> **Exercise details**:
Copy out each line of the data holding "content".

******************************

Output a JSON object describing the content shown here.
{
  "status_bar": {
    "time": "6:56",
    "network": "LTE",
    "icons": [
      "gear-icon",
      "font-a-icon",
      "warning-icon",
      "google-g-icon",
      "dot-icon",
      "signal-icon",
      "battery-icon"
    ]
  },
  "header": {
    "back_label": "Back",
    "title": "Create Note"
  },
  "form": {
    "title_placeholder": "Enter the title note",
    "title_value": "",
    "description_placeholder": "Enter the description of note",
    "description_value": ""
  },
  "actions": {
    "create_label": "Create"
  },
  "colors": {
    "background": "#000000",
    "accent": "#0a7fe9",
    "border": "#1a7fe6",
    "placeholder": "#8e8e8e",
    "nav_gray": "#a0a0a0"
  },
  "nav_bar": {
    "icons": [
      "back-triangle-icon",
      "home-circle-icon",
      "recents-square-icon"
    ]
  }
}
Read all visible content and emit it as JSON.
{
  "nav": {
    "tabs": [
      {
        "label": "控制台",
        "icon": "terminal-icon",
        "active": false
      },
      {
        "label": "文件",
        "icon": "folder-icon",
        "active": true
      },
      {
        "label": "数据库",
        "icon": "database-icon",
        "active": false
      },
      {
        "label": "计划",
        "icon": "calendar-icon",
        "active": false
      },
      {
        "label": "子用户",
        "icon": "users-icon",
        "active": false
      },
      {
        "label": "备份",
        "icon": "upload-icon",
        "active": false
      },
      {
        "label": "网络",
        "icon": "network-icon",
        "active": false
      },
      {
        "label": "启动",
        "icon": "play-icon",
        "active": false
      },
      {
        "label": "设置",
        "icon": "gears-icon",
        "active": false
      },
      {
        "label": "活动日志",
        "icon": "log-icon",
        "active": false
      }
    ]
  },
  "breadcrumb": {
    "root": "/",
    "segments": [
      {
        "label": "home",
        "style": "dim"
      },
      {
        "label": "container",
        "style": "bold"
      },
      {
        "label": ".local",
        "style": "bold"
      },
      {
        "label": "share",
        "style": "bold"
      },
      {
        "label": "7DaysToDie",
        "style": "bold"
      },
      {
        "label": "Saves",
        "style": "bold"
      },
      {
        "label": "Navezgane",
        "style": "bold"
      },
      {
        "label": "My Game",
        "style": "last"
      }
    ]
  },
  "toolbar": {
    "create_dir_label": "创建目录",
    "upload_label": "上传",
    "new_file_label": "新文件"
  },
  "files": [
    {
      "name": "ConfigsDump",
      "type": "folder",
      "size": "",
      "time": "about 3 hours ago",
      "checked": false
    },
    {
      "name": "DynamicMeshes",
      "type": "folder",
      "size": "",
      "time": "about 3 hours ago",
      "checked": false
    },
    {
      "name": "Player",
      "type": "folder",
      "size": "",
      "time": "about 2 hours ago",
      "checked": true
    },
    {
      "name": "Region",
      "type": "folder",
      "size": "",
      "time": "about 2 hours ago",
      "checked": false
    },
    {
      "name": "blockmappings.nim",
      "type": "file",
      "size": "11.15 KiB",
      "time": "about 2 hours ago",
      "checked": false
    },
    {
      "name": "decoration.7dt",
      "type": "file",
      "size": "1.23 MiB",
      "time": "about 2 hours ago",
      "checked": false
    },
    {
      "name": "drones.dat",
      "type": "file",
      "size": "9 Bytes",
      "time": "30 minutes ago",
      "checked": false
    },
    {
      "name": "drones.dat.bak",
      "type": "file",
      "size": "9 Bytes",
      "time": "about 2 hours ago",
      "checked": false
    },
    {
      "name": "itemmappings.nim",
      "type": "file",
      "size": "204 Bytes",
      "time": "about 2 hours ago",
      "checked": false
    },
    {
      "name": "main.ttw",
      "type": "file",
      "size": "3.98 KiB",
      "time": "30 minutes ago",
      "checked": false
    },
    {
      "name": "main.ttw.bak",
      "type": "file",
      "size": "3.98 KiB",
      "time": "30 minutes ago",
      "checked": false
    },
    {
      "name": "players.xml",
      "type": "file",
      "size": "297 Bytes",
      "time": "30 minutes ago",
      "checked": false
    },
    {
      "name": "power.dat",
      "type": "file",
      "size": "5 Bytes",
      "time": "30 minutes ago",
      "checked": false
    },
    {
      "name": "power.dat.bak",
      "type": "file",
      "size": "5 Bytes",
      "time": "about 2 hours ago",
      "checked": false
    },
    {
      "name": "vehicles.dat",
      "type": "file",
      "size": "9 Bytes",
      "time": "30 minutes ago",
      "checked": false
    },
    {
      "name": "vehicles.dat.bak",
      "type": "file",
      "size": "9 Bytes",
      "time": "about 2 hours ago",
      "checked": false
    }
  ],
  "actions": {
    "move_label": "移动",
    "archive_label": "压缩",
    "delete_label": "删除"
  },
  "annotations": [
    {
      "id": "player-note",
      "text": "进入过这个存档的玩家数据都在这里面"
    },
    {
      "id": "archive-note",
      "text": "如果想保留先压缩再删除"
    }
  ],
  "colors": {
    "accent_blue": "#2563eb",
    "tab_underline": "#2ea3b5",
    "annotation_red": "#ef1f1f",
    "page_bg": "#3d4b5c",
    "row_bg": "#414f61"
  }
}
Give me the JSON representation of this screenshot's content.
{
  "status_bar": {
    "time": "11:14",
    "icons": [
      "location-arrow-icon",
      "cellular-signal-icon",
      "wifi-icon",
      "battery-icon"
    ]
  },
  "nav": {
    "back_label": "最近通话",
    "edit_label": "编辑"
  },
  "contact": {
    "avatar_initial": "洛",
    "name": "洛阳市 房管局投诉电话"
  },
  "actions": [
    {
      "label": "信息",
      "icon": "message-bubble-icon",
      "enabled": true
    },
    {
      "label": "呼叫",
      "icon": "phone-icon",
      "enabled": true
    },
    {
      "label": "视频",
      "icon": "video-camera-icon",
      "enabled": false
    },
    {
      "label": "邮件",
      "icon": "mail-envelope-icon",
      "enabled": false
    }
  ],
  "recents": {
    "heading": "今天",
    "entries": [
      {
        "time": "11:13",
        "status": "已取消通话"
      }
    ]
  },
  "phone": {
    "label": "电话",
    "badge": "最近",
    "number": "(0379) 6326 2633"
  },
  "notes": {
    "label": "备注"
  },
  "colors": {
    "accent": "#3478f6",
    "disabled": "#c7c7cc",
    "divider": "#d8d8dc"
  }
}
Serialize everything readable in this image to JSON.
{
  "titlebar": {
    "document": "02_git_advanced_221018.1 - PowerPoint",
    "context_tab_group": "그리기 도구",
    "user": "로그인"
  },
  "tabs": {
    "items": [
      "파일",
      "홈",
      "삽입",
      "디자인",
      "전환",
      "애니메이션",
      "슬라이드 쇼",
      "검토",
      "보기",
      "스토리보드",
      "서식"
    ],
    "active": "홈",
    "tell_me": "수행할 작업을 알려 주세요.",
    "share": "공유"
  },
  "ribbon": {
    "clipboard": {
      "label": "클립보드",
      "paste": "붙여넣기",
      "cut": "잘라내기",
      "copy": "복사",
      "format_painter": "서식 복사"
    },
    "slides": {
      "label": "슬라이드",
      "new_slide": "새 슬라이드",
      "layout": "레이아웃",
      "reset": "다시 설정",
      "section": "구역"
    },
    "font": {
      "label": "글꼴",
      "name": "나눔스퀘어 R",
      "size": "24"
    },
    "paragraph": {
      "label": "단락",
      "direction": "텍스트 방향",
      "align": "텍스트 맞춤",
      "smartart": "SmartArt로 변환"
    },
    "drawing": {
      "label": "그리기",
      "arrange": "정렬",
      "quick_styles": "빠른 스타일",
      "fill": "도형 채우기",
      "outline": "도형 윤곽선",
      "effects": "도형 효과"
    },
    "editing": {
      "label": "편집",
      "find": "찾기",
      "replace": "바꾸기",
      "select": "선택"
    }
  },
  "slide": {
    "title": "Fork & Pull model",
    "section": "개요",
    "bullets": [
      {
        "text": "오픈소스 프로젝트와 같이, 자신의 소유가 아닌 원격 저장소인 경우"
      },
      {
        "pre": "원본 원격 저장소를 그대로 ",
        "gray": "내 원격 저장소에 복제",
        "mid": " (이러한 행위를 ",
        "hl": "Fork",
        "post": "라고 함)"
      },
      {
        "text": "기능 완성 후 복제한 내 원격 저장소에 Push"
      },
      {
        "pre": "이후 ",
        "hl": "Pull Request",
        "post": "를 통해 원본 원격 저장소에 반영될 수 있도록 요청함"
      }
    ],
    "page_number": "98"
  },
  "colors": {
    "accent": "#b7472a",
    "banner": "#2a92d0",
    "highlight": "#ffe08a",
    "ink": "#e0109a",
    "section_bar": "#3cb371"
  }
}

******************************

> **Result of this task**:
Output a JSON object describing the content shown here.
Read all visible content and emit it as JSON.
Give me the JSON representation of this screenshot's content.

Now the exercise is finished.